#### Records supplied ####
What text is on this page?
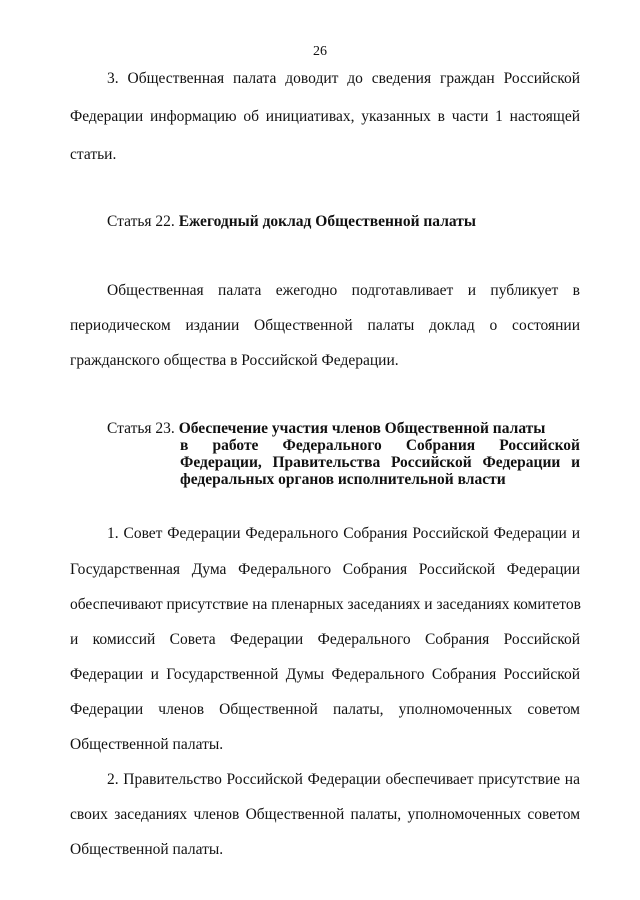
26
3. Общественная палата доводит до сведения граждан Российской
Федерации информацию об инициативах, указанных в части 1 настоящей
статьи.
Статья 22. Ежегодный доклад Общественной палаты
Общественная палата ежегодно подготавливает и публикует в
периодическом издании Общественной палаты доклад о состоянии
гражданского общества в Российской Федерации.
Статья 23. Обеспечение участия членов Общественной палаты
в работе Федерального Собрания Российской
Федерации, Правительства Российской Федерации и
федеральных органов исполнительной власти
1. Совет Федерации Федерального Собрания Российской Федерации и
Государственная Дума Федерального Собрания Российской Федерации
обеспечивают присутствие на пленарных заседаниях и заседаниях комитетов
и комиссий Совета Федерации Федерального Собрания Российской
Федерации и Государственной Думы Федерального Собрания Российской
Федерации членов Общественной палаты, уполномоченных советом
Общественной палаты.
2. Правительство Российской Федерации обеспечивает присутствие на
своих заседаниях членов Общественной палаты, уполномоченных советом
Общественной палаты.
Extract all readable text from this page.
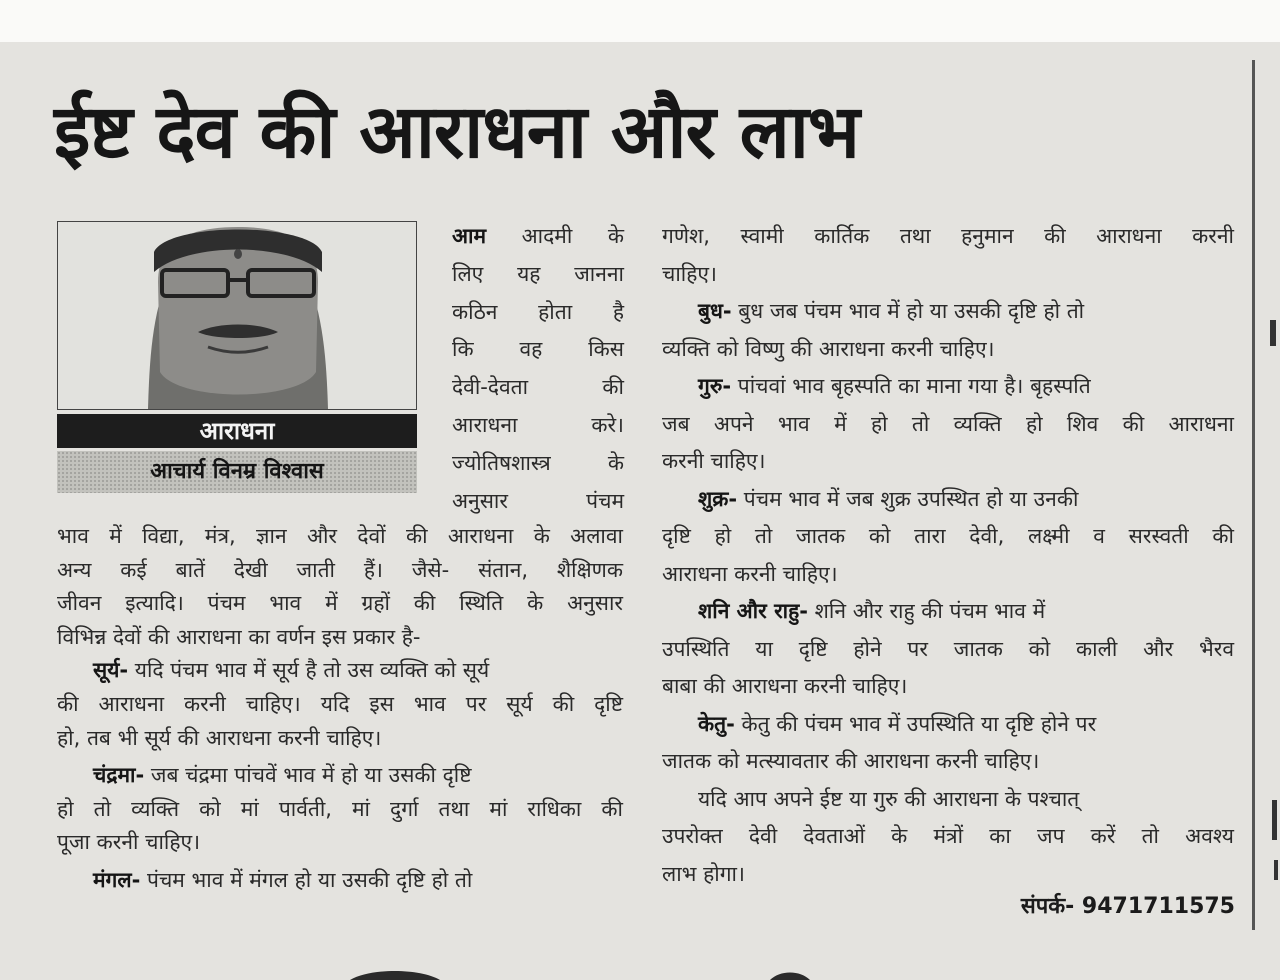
ईष्ट देव की आराधना और लाभ
आराधना
आचार्य विनम्र विश्वास
आम आदमी के
लिए यह जानना
कठिन होता है
कि वह किस
देवी-देवता की
आराधना करे।
ज्योतिषशास्त्र के
अनुसार पंचम
भाव में विद्या, मंत्र, ज्ञान और देवों की आराधना के अलावा
अन्य कई बातें देखी जाती हैं। जैसे- संतान, शैक्षिणक
जीवन इत्यादि। पंचम भाव में ग्रहों की स्थिति के अनुसार
विभिन्न देवों की आराधना का वर्णन इस प्रकार है-
सूर्य- यदि पंचम भाव में सूर्य है तो उस व्यक्ति को सूर्य
की आराधना करनी चाहिए। यदि इस भाव पर सूर्य की दृष्टि
हो, तब भी सूर्य की आराधना करनी चाहिए।
चंद्रमा- जब चंद्रमा पांचवें भाव में हो या उसकी दृष्टि
हो तो व्यक्ति को मां पार्वती, मां दुर्गा तथा मां राधिका की
पूजा करनी चाहिए।
मंगल- पंचम भाव में मंगल हो या उसकी दृष्टि हो तो
गणेश, स्वामी कार्तिक तथा हनुमान की आराधना करनी
चाहिए।
बुध- बुध जब पंचम भाव में हो या उसकी दृष्टि हो तो
व्यक्ति को विष्णु की आराधना करनी चाहिए।
गुरु- पांचवां भाव बृहस्पति का माना गया है। बृहस्पति
जब अपने भाव में हो तो व्यक्ति हो शिव की आराधना
करनी चाहिए।
शुक्र- पंचम भाव में जब शुक्र उपस्थित हो या उनकी
दृष्टि हो तो जातक को तारा देवी, लक्ष्मी व सरस्वती की
आराधना करनी चाहिए।
शनि और राहु- शनि और राहु की पंचम भाव में
उपस्थिति या दृष्टि होने पर जातक को काली और भैरव
बाबा की आराधना करनी चाहिए।
केतु- केतु की पंचम भाव में उपस्थिति या दृष्टि होने पर
जातक को मत्स्यावतार की आराधना करनी चाहिए।
यदि आप अपने ईष्ट या गुरु की आराधना के पश्चात्
उपरोक्त देवी देवताओं के मंत्रों का जप करें तो अवश्य
लाभ होगा।
संपर्क- 9471711575
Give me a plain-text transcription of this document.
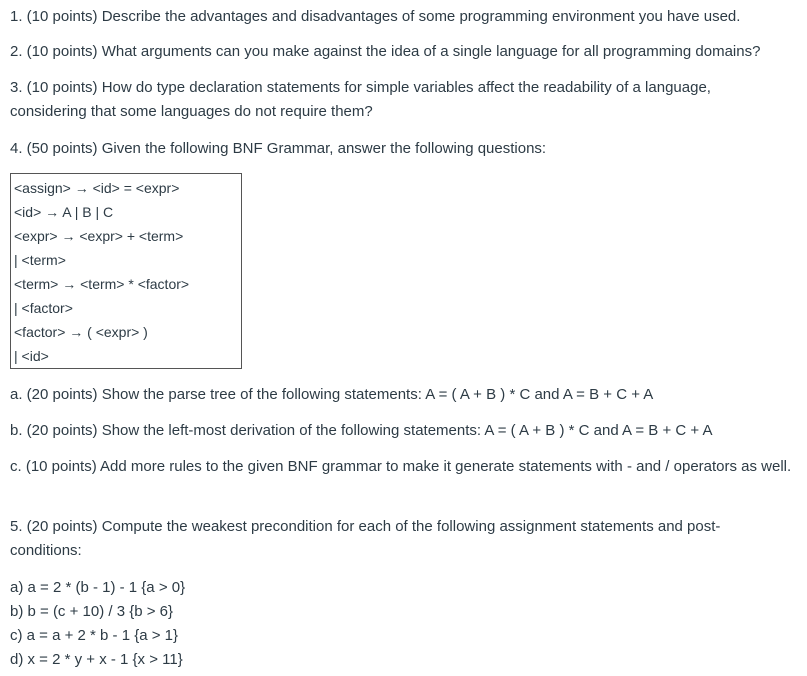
1. (10 points) Describe the advantages and disadvantages of some programming environment you have used.
2. (10 points) What arguments can you make against the idea of a single language for all programming domains?
3. (10 points) How do type declaration statements for simple variables affect the readability of a language, considering that some languages do not require them?
4. (50 points) Given the following BNF Grammar, answer the following questions:
<assign> → <id> = <expr>
<id> → A | B | C
<expr> → <expr> + <term>
| <term>
<term> → <term> * <factor>
| <factor>
<factor> → ( <expr> )
| <id>
a. (20 points) Show the parse tree of the following statements: A = ( A + B ) * C and A = B + C + A
b. (20 points) Show the left-most derivation of the following statements: A = ( A + B ) * C and A = B + C + A
c. (10 points) Add more rules to the given BNF grammar to make it generate statements with - and / operators as well.
5. (20 points) Compute the weakest precondition for each of the following assignment statements and post-conditions:
a) a = 2 * (b - 1) - 1 {a > 0}
b) b = (c + 10) / 3 {b > 6}
c) a = a + 2 * b - 1 {a > 1}
d) x = 2 * y + x - 1 {x > 11}
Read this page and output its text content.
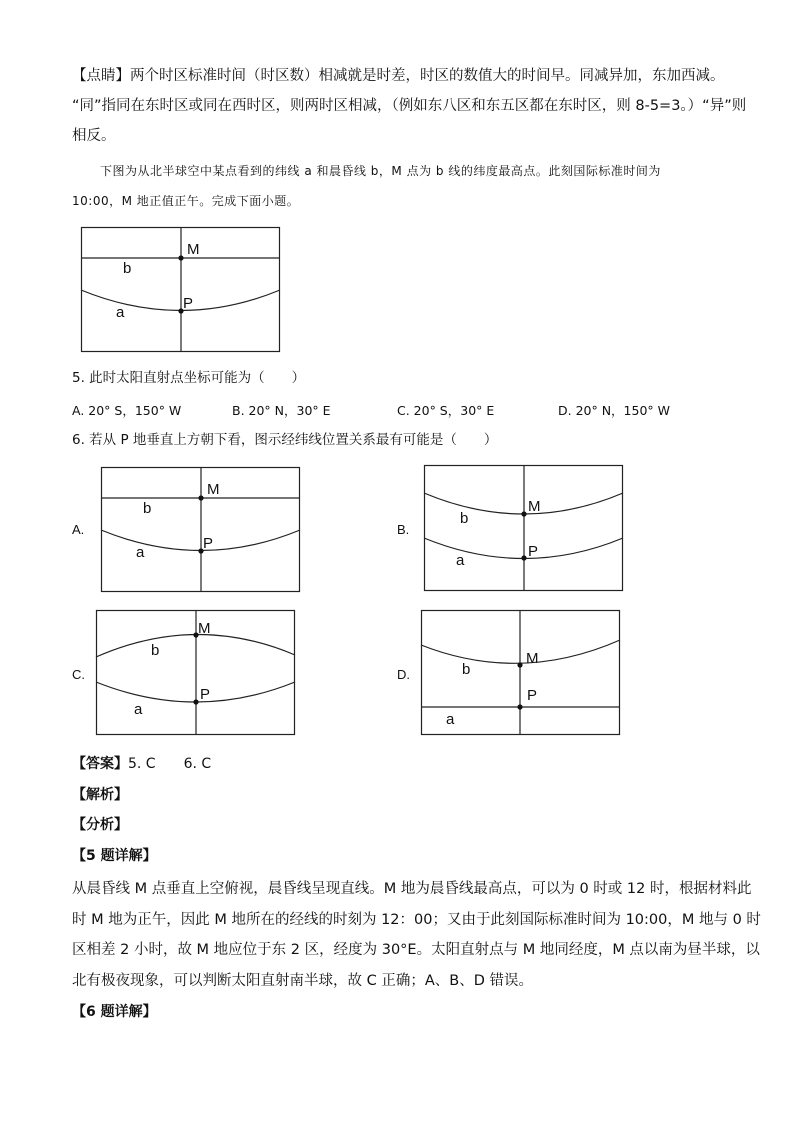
【点睛】两个时区标准时间（时区数）相减就是时差，时区的数值大的时间早。同减异加，东加西减。
“同”指同在东时区或同在西时区，则两时区相减，（例如东八区和东五区都在东时区，则 8-5=3。）“异”则
相反。
下图为从北半球空中某点看到的纬线 a 和晨昏线 b，M 点为 b 线的纬度最高点。此刻国际标准时间为
10:00，M 地正值正午。完成下面小题。
M
P
b
a
5. 此时太阳直射点坐标可能为（　　）
A. 20° S，150° W	B. 20° N，30° E	C. 20° S，30° E	D. 20° N，150° W
6. 若从 P 地垂直上方朝下看，图示经纬线位置关系最有可能是（　　）
A.
M
P
b
a
B.
M
P
b
a
C.
M
P
b
a
D.
M
P
b
a
【答案】5. C　　6. C
【解析】
【分析】
【5 题详解】
从晨昏线 M 点垂直上空俯视，晨昏线呈现直线。M 地为晨昏线最高点，可以为 0 时或 12 时，根据材料此
时 M 地为正午，因此 M 地所在的经线的时刻为 12：00；又由于此刻国际标准时间为 10:00，M 地与 0 时
区相差 2 小时，故 M 地应位于东 2 区，经度为 30°E。太阳直射点与 M 地同经度，M 点以南为昼半球，以
北有极夜现象，可以判断太阳直射南半球，故 C 正确；A、B、D 错误。
【6 题详解】
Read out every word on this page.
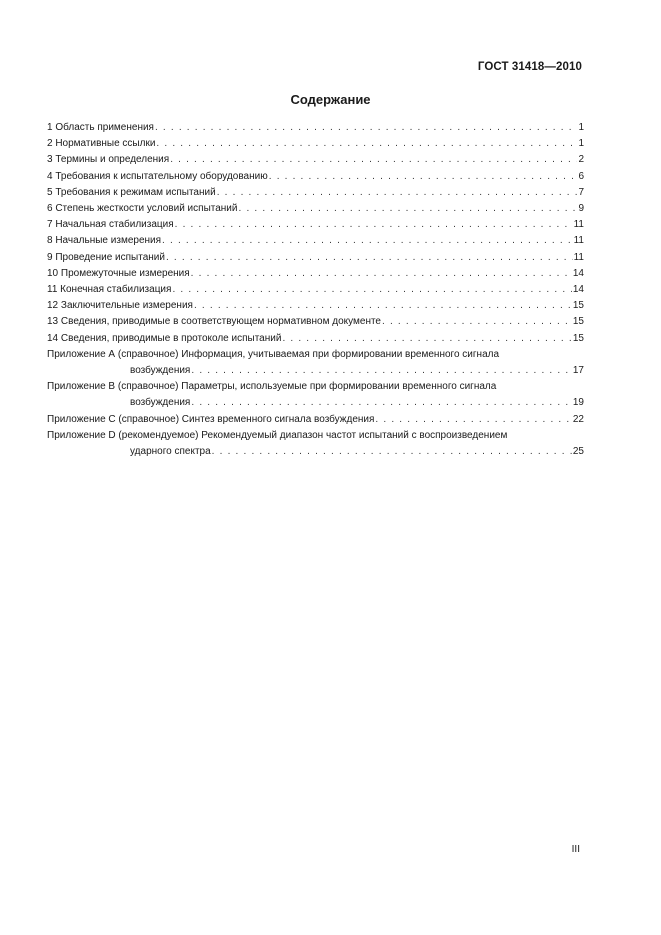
ГОСТ 31418—2010
Содержание
1 Область применения . . .	1
2 Нормативные ссылки . . .	1
3 Термины и определения . . .	2
4 Требования к испытательному оборудованию . . .	6
5 Требования к режимам испытаний . . .	7
6 Степень жесткости условий испытаний . . .	9
7 Начальная стабилизация . . .	11
8 Начальные измерения . . .	11
9 Проведение испытаний . . .	11
10 Промежуточные измерения . . .	14
11 Конечная стабилизация . . .	14
12 Заключительные измерения . . .	15
13 Сведения, приводимые в соответствующем нормативном документе . . .	15
14 Сведения, приводимые в протоколе испытаний . . .	15
Приложение А (справочное) Информация, учитываемая при формировании временного сигнала
возбуждения . . .	17
Приложение В (справочное) Параметры, используемые при формировании временного сигнала
возбуждения . . .	19
Приложение С (справочное) Синтез временного сигнала возбуждения . . .	22
Приложение D (рекомендуемое) Рекомендуемый диапазон частот испытаний с воспроизведением
ударного спектра . . .	25
III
####
▶ What to work on
Copy the entries exactly. Leave out the images.

▶ Final answer
What text is on this page?
26
3. Общественная палата доводит до сведения граждан Российской
Федерации информацию об инициативах, указанных в части 1 настоящей
статьи.
Статья 22. Ежегодный доклад Общественной палаты
Общественная палата ежегодно подготавливает и публикует в
периодическом издании Общественной палаты доклад о состоянии
гражданского общества в Российской Федерации.
Статья 23. Обеспечение участия членов Общественной палаты
в работе Федерального Собрания Российской
Федерации, Правительства Российской Федерации и
федеральных органов исполнительной власти
1. Совет Федерации Федерального Собрания Российской Федерации и
Государственная Дума Федерального Собрания Российской Федерации
обеспечивают присутствие на пленарных заседаниях и заседаниях комитетов
и комиссий Совета Федерации Федерального Собрания Российской
Федерации и Государственной Думы Федерального Собрания Российской
Федерации членов Общественной палаты, уполномоченных советом
Общественной палаты.
2. Правительство Российской Федерации обеспечивает присутствие на
своих заседаниях членов Общественной палаты, уполномоченных советом
Общественной палаты.
Extract all readable text from this page.
ईष्ट देव की आराधना और लाभ
आराधना
आचार्य विनम्र विश्वास
आम आदमी के
लिए यह जानना
कठिन होता है
कि वह किस
देवी-देवता की
आराधना करे।
ज्योतिषशास्त्र के
अनुसार पंचम
भाव में विद्या, मंत्र, ज्ञान और देवों की आराधना के अलावा
अन्य कई बातें देखी जाती हैं। जैसे- संतान, शैक्षिणक
जीवन इत्यादि। पंचम भाव में ग्रहों की स्थिति के अनुसार
विभिन्न देवों की आराधना का वर्णन इस प्रकार है-
सूर्य- यदि पंचम भाव में सूर्य है तो उस व्यक्ति को सूर्य
की आराधना करनी चाहिए। यदि इस भाव पर सूर्य की दृष्टि
हो, तब भी सूर्य की आराधना करनी चाहिए।
चंद्रमा- जब चंद्रमा पांचवें भाव में हो या उसकी दृष्टि
हो तो व्यक्ति को मां पार्वती, मां दुर्गा तथा मां राधिका की
पूजा करनी चाहिए।
मंगल- पंचम भाव में मंगल हो या उसकी दृष्टि हो तो
गणेश, स्वामी कार्तिक तथा हनुमान की आराधना करनी
चाहिए।
बुध- बुध जब पंचम भाव में हो या उसकी दृष्टि हो तो
व्यक्ति को विष्णु की आराधना करनी चाहिए।
गुरु- पांचवां भाव बृहस्पति का माना गया है। बृहस्पति
जब अपने भाव में हो तो व्यक्ति हो शिव की आराधना
करनी चाहिए।
शुक्र- पंचम भाव में जब शुक्र उपस्थित हो या उनकी
दृष्टि हो तो जातक को तारा देवी, लक्ष्मी व सरस्वती की
आराधना करनी चाहिए।
शनि और राहु- शनि और राहु की पंचम भाव में
उपस्थिति या दृष्टि होने पर जातक को काली और भैरव
बाबा की आराधना करनी चाहिए।
केतु- केतु की पंचम भाव में उपस्थिति या दृष्टि होने पर
जातक को मत्स्यावतार की आराधना करनी चाहिए।
यदि आप अपने ईष्ट या गुरु की आराधना के पश्चात्
उपरोक्त देवी देवताओं के मंत्रों का जप करें तो अवश्य
लाभ होगा।
संपर्क- 9471711575
Give me a plain-text transcription of this document.
1. (10 points) Describe the advantages and disadvantages of some programming environment you have used.
2. (10 points) What arguments can you make against the idea of a single language for all programming domains?
3. (10 points) How do type declaration statements for simple variables affect the readability of a language, considering that some languages do not require them?
4. (50 points) Given the following BNF Grammar, answer the following questions:
<assign> → <id> = <expr>
<id> → A | B | C
<expr> → <expr> + <term>
| <term>
<term> → <term> * <factor>
| <factor>
<factor> → ( <expr> )
| <id>
a. (20 points) Show the parse tree of the following statements: A = ( A + B ) * C and A = B + C + A
b. (20 points) Show the left-most derivation of the following statements: A = ( A + B ) * C and A = B + C + A
c. (10 points) Add more rules to the given BNF grammar to make it generate statements with - and / operators as well.
5. (20 points) Compute the weakest precondition for each of the following assignment statements and post-conditions:
a) a = 2 * (b - 1) - 1 {a > 0}
b) b = (c + 10) / 3 {b > 6}
c) a = a + 2 * b - 1 {a > 1}
d) x = 2 * y + x - 1 {x > 11}
Read this page and output its text content.
【点睛】两个时区标准时间（时区数）相减就是时差，时区的数值大的时间早。同减异加，东加西减。
“同”指同在东时区或同在西时区，则两时区相减，（例如东八区和东五区都在东时区，则 8-5=3。）“异”则
相反。
下图为从北半球空中某点看到的纬线 a 和晨昏线 b，M 点为 b 线的纬度最高点。此刻国际标准时间为
10:00，M 地正值正午。完成下面小题。
M
P
b
a
5. 此时太阳直射点坐标可能为（　　）
A. 20° S，150° W	B. 20° N，30° E	C. 20° S，30° E	D. 20° N，150° W
6. 若从 P 地垂直上方朝下看，图示经纬线位置关系最有可能是（　　）
A.
M
P
b
a
B.
M
P
b
a
C.
M
P
b
a
D.
M
P
b
a
【答案】5. C　　6. C
【解析】
【分析】
【5 题详解】
从晨昏线 M 点垂直上空俯视，晨昏线呈现直线。M 地为晨昏线最高点，可以为 0 时或 12 时，根据材料此
时 M 地为正午，因此 M 地所在的经线的时刻为 12：00；又由于此刻国际标准时间为 10:00，M 地与 0 时
区相差 2 小时，故 M 地应位于东 2 区，经度为 30°E。太阳直射点与 M 地同经度，M 点以南为昼半球，以
北有极夜现象，可以判断太阳直射南半球，故 C 正确；A、B、D 错误。
【6 题详解】
Read out every word on this page.
ГОСТ 31418—2010
Содержание
1 Область применения . . .	1
2 Нормативные ссылки . . .	1
3 Термины и определения . . .	2
4 Требования к испытательному оборудованию . . .	6
5 Требования к режимам испытаний . . .	7
6 Степень жесткости условий испытаний . . .	9
7 Начальная стабилизация . . .	11
8 Начальные измерения . . .	11
9 Проведение испытаний . . .	11
10 Промежуточные измерения . . .	14
11 Конечная стабилизация . . .	14
12 Заключительные измерения . . .	15
13 Сведения, приводимые в соответствующем нормативном документе . . .	15
14 Сведения, приводимые в протоколе испытаний . . .	15
Приложение А (справочное) Информация, учитываемая при формировании временного сигнала
возбуждения . . .	17
Приложение В (справочное) Параметры, используемые при формировании временного сигнала
возбуждения . . .	19
Приложение С (справочное) Синтез временного сигнала возбуждения . . .	22
Приложение D (рекомендуемое) Рекомендуемый диапазон частот испытаний с воспроизведением
ударного спектра . . .	25
III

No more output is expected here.